(Stored items)
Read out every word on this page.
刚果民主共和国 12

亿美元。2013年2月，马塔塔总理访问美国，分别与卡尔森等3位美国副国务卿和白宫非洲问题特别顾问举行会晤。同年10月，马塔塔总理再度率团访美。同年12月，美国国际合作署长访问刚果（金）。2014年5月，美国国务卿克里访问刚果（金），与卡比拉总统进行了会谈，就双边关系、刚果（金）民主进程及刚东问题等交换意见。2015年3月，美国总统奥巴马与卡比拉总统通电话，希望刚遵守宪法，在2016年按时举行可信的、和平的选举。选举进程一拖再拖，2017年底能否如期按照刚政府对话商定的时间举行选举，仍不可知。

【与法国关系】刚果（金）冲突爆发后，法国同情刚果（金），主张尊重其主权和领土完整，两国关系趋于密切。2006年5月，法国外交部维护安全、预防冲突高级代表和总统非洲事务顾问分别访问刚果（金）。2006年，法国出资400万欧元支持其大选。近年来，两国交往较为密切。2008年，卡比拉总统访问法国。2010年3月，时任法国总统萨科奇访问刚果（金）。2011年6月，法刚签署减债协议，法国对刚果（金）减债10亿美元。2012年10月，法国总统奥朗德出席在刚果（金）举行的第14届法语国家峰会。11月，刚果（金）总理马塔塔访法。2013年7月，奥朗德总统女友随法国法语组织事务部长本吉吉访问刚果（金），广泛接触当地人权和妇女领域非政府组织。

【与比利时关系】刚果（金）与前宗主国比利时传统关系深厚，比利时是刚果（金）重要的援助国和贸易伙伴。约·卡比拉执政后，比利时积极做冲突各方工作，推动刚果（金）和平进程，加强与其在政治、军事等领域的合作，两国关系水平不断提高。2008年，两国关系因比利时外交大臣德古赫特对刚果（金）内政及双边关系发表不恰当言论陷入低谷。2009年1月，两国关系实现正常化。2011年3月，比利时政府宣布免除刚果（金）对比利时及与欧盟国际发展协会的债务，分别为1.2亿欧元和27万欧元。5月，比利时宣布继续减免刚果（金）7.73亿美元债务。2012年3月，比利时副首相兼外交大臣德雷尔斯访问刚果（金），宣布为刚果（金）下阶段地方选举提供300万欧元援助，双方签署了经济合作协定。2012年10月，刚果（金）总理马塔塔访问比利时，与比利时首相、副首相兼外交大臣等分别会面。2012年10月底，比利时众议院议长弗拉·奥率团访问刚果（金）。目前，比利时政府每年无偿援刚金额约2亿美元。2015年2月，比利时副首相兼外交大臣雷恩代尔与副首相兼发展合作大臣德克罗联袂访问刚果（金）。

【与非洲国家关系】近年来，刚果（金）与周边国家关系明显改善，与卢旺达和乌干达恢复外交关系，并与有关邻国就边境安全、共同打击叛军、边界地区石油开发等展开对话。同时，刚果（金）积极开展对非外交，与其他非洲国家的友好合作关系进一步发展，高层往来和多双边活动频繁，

---

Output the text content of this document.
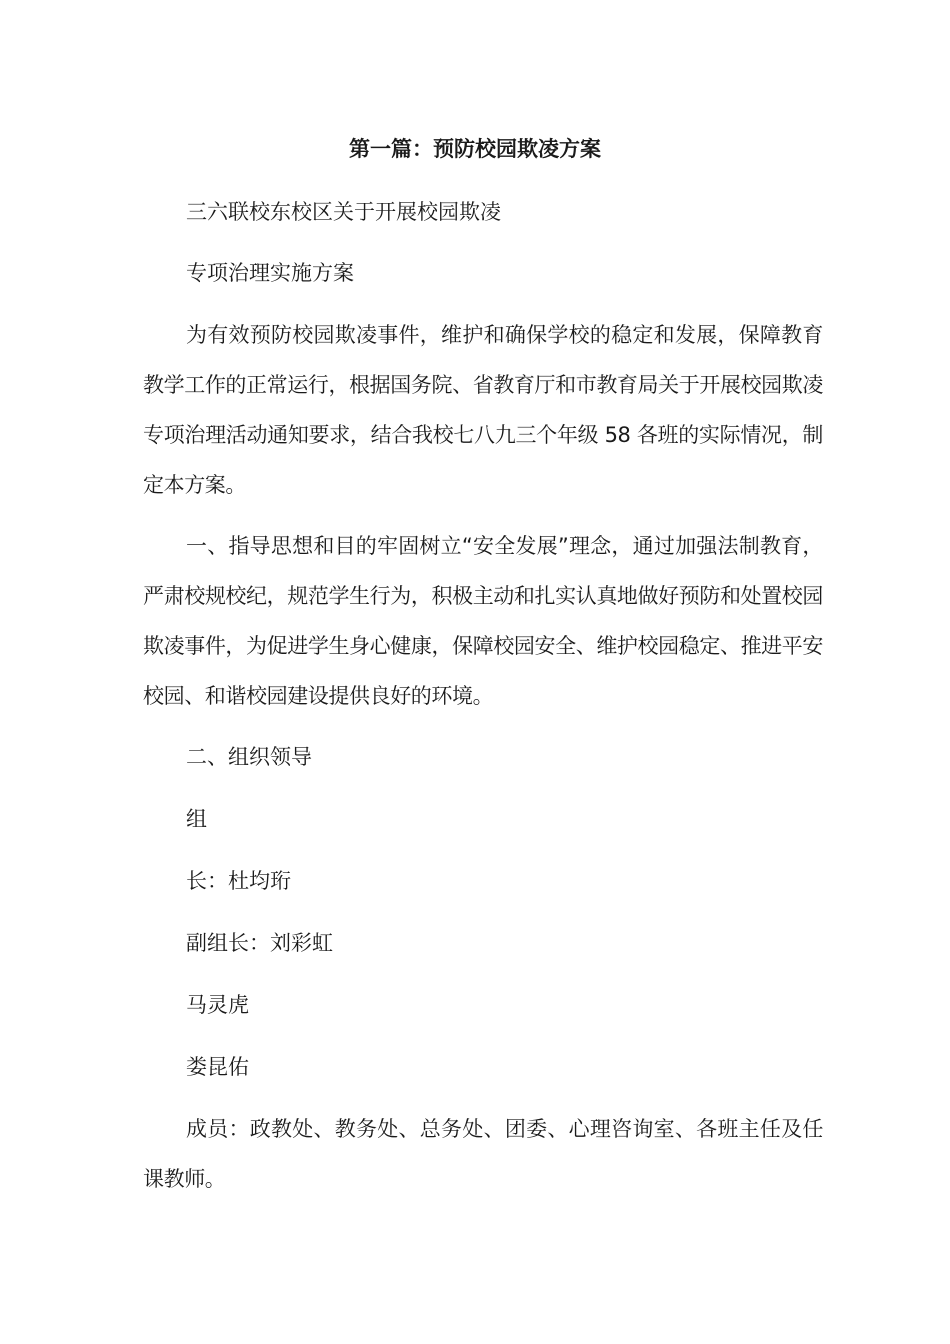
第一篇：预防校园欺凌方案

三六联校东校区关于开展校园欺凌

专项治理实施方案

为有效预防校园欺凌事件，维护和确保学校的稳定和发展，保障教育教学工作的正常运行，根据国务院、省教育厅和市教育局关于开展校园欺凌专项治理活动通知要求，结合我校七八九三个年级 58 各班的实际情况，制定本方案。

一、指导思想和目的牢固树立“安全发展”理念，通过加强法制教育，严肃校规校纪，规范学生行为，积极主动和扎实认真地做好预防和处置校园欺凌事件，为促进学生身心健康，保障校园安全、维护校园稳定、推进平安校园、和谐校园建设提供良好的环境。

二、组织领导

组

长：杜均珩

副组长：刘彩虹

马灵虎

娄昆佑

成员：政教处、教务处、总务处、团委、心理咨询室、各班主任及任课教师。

**JOB**
Find how many lines include the string "this" and report that number alone.

**REPLY**
2